───── Data for processing

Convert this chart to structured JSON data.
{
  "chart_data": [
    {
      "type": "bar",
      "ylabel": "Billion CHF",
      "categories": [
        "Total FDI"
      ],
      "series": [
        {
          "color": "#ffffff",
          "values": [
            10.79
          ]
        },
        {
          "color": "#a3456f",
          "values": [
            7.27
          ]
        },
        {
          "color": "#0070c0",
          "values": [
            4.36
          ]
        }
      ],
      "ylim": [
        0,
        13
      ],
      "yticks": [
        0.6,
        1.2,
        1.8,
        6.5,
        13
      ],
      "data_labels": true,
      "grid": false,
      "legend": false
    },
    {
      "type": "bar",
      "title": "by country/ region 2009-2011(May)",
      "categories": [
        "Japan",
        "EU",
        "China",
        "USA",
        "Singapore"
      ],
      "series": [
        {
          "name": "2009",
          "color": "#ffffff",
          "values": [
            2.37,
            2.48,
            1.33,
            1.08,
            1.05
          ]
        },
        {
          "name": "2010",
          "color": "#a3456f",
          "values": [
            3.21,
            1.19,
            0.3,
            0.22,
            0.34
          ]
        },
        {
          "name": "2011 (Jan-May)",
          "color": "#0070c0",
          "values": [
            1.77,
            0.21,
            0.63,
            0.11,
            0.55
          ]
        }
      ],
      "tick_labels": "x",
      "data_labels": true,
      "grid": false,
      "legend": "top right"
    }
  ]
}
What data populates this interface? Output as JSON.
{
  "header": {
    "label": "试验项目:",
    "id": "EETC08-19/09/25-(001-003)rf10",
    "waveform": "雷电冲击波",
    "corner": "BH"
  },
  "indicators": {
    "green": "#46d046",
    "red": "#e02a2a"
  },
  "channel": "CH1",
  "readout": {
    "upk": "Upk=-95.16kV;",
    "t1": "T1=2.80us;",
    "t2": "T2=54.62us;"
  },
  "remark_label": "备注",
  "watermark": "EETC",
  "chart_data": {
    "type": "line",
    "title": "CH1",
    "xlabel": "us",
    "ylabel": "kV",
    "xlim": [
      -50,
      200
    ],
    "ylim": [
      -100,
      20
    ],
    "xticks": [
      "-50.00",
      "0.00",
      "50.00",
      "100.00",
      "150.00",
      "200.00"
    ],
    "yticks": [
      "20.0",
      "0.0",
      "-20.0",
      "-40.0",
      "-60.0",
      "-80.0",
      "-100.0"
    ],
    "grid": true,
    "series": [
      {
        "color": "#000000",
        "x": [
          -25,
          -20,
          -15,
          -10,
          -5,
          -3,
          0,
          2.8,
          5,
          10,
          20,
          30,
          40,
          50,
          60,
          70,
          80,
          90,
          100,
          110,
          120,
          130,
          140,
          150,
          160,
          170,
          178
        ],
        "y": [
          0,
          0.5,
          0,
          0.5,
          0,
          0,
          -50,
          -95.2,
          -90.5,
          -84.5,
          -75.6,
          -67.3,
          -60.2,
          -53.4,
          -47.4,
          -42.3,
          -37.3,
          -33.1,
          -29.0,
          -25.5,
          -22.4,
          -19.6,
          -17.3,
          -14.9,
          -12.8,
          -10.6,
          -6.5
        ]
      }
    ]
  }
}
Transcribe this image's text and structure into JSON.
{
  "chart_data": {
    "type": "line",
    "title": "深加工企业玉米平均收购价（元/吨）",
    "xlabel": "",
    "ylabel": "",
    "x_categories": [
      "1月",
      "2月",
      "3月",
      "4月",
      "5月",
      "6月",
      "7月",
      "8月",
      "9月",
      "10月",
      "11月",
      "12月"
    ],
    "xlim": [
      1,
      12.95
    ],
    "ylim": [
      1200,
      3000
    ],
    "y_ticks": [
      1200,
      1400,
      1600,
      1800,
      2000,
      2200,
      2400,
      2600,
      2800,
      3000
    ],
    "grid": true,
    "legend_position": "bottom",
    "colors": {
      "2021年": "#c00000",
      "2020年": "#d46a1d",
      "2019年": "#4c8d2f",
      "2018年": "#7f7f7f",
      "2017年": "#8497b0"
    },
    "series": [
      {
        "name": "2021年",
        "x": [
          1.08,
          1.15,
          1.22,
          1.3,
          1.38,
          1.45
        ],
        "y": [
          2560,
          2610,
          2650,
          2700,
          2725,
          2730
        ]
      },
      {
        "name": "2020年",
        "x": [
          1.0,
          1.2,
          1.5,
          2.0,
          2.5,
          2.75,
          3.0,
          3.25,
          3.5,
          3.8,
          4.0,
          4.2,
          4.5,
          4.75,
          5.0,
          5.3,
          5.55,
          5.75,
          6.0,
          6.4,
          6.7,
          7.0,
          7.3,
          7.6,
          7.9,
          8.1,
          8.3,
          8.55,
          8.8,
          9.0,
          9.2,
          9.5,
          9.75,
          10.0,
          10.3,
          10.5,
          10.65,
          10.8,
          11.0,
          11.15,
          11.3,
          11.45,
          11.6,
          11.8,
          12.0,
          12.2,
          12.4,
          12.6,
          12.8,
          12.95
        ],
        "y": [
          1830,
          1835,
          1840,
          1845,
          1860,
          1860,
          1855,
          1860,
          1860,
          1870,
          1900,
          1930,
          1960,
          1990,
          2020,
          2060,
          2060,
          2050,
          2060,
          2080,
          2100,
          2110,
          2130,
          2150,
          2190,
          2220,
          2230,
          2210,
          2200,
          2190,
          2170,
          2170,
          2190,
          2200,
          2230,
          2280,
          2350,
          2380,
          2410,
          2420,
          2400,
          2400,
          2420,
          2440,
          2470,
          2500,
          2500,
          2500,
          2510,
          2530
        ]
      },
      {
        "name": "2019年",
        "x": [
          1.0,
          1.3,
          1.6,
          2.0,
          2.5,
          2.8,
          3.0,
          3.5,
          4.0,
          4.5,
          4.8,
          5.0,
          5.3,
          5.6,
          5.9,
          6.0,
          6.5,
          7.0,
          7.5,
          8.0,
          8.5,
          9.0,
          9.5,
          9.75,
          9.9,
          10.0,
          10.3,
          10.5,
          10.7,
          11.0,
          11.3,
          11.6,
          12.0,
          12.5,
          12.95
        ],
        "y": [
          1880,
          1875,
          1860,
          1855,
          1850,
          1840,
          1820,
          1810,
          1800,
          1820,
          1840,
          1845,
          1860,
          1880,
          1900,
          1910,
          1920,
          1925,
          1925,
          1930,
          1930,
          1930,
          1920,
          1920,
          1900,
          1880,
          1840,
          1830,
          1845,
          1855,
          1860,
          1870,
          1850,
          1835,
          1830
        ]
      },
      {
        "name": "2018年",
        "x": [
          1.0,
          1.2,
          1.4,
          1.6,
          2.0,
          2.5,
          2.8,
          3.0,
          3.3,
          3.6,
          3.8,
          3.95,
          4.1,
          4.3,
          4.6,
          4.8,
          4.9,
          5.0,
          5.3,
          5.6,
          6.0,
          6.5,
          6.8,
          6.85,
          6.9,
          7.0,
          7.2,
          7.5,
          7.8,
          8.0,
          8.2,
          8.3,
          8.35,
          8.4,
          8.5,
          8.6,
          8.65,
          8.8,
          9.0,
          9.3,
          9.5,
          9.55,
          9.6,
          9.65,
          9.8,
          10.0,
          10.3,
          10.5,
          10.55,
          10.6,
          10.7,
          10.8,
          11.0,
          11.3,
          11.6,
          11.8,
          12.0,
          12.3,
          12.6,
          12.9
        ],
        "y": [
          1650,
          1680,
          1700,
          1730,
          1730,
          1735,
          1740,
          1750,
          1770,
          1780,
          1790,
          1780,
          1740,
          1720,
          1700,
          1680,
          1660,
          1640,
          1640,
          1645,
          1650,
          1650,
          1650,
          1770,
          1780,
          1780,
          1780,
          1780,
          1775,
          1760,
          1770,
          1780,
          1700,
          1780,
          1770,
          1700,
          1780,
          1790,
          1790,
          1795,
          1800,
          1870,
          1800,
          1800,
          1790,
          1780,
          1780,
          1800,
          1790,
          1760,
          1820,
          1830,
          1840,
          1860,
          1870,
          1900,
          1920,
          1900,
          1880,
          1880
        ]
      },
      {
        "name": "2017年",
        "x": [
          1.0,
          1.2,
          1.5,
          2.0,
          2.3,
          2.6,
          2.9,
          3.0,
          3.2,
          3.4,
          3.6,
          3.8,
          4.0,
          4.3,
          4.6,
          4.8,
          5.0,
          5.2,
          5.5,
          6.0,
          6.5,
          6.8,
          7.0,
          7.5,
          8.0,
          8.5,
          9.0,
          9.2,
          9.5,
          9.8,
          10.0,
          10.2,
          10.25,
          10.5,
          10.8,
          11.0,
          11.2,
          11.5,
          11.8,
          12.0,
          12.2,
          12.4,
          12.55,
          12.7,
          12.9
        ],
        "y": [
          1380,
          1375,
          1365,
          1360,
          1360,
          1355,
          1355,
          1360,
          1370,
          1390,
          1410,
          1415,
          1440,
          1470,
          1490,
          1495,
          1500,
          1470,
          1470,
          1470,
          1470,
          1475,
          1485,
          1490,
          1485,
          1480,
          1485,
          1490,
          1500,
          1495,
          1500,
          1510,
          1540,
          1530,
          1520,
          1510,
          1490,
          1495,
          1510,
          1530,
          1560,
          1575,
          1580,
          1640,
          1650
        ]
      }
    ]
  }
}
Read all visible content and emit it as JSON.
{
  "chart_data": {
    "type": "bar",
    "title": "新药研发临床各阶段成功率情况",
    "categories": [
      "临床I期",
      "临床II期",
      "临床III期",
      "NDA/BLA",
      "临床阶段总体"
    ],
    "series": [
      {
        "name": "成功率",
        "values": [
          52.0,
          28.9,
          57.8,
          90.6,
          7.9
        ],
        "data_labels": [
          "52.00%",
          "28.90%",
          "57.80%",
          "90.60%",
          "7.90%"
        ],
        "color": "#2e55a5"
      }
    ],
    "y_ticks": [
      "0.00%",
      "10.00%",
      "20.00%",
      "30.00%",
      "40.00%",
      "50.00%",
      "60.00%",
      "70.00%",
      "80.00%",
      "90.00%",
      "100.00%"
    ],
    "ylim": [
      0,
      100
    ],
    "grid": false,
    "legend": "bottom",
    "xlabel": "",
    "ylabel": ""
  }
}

──────────

→ Task goal: Return a copy of every line that includes the word "name".

→ Result of this task:
          "name": "2009",
          "name": "2010",
          "name": "2011 (Jan-May)",
        "name": "2021年",
        "name": "2020年",
        "name": "2019年",
        "name": "2018年",
        "name": "2017年",
        "name": "成功率",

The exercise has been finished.